— 文本片段 —
———
Memcached源碼分析(線程模型)

http://www.iteye.com/topic/344172

目前網上關於memcached的分析主要是內存管理部分，下面對memcached的線程模型做下簡單分析

有不對的地方還請大家指正,對memcahced和libevent不熟悉的請先google之

先看下memcahced啓動時線程處理的流程

memcached的多線程主要是通過實例化多個libevent實現的,分別是一個主線程和n個workers線程
無論是主線程還是workers線程全部通過libevent管理網絡事件，實際上每個線程都是一個單獨的libevent實例

主線程負責監聽客戶端的建立連接請求，以及accept 連接
workers線程負責處理已經建立好的連接的讀寫等事件

先看一下大致的圖示：

首先看下主要的數據結構(thread.c)：

C代碼  

/* An item in the connection queue. */  

typedef struct conn_queue_item CQ_ITEM;  

struct conn_queue_item {  

    int     sfd;  

    int     init_state;  

    int     event_flags;  

    int     read_buffer_size;  

    int     is_udp;  

    CQ_ITEM *next;  

};

CQ_ITEM 實際上是主線程accept後返回的已建立連接的fd的封裝

C代碼  

/* A connection queue. */  

typedef struct conn_queue CQ;  

struct conn_queue {  

    CQ_ITEM *head;  

    CQ_ITEM *tail;  

    pthread_mutex_t lock;  

    pthread_cond_t  cond;  

};

CQ是一個管理CQ_ITEM的單向鏈表

C代碼  

typedef struct {  

    pthread_t thread_id;        /* unique ID of this thread */  

    struct event_base *base;    /* libevent handle this thread uses */  

    struct event notify_event;  /* listen event for notify pipe */  

    int notify_receive_fd;      /* receiving end of notify pipe */  

    int notify_send_fd;         /* sending end of notify pipe */  

    CQ  new_conn_queue;         /* queue of new connections to handle */  

} LIBEVENT_THREAD;

這是memcached裏的線程結構的封裝，可以看到每個線程都包含一個CQ隊列，一條通知管道pipe
和一個libevent的實例event_base

另外一個重要的最重要的結構是對每個網絡連接的封裝conn

C代碼  

typedef struct{  

  int sfd;  

  int state;  

  struct event event;  

  short which;  

  char *rbuf;  

  ... //這裏省去了很多狀態標誌和讀寫buf信息等  

}conn;

memcached主要通過設置/轉換連接的不同狀態，來處理事件（核心函數是drive_machine）

下面看下線程的初始化流程：

在memcached.c的main函數中，首先對主線程的libevent做了初始化

C代碼  

/* initialize main thread libevent instance */  

 main_base = event_init();  

然後初始化所有的workers線程，並啓動，啓動過程細節在後面會有描述

C代碼  

/* start up worker threads if MT mode */  

thread_init(settings.num_threads, main_base);  

接着主線程調用（這裏只分析tcp的情況，目前memcached支持udp方式）

C代碼  

server_socket(settings.port, 0)
———
— 提供資料 —
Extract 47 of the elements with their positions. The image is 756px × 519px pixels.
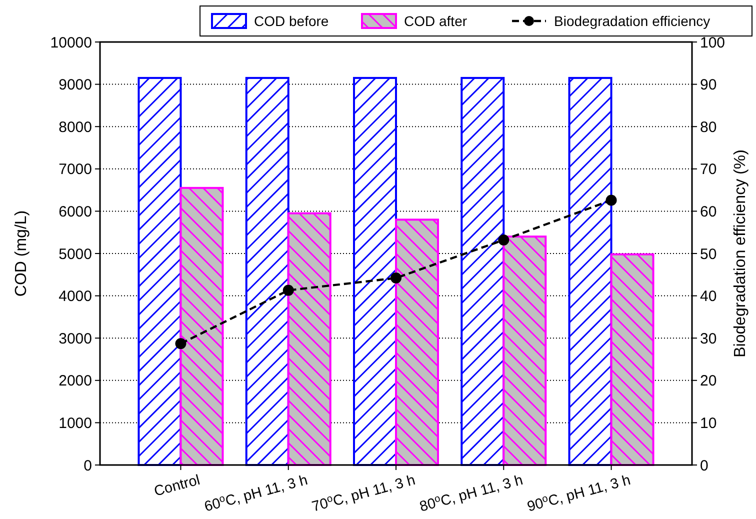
———
— 待辦要求 —
• a. 根據文本片段，主線程負責什麼工作？
• b. 文本片段中的 struct conn_queue_item 有哪些成員？請全部列出。
• c. 請把文本片段從“然後初始化所有的workers線程，並啓動，啓動過程細節在後面會有描述”起，一直到“server_socket(settings.port, 0)”為止，逐字複製下來。
這些資料取自其他來源。

— 依序回答 —
• a. 監聽客戶端的建立連接請求，以及accept連接。

• b. sfd、init_state、event_flags、read_buffer_size、is_udp、next

• c.
然後初始化所有的workers線程，並啓動，啓動過程細節在後面會有描述

C代碼  

/* start up worker threads if MT mode */  

thread_init(settings.num_threads, main_base);  

接着主線程調用（這裏只分析tcp的情況，目前memcached支持udp方式）

C代碼  

server_socket(settings.port, 0)